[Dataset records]
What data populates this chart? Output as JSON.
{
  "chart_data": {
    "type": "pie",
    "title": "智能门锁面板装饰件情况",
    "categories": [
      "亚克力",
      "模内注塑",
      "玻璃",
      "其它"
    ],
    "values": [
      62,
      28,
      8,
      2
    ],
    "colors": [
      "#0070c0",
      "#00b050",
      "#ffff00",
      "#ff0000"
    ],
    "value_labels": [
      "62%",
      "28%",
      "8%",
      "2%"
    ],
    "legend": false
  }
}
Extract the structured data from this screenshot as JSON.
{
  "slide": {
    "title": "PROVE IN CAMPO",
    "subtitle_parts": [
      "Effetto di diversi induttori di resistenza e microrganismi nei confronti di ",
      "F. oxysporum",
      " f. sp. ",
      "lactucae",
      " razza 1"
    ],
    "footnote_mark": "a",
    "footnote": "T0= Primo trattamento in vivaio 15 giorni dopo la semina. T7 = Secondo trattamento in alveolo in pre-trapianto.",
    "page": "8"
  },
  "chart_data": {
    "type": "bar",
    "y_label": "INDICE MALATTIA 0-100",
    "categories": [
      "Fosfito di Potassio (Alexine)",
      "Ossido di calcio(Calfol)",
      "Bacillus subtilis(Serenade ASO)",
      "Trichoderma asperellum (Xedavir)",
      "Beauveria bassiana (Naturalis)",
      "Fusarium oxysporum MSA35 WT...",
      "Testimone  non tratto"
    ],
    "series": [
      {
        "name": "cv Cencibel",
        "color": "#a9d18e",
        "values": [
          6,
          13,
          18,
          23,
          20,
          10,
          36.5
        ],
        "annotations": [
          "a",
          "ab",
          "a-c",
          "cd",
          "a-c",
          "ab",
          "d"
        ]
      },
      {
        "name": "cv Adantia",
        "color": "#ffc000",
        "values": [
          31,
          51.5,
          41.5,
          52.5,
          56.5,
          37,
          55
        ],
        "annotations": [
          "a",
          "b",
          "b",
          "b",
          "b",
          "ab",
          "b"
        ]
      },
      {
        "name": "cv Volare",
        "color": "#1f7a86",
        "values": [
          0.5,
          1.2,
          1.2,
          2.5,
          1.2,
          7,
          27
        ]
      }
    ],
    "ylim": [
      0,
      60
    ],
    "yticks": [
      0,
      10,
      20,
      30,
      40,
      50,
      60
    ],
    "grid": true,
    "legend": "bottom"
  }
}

Direction:
Return only the number of lines in the data that contain "JSON".

The completed task:
2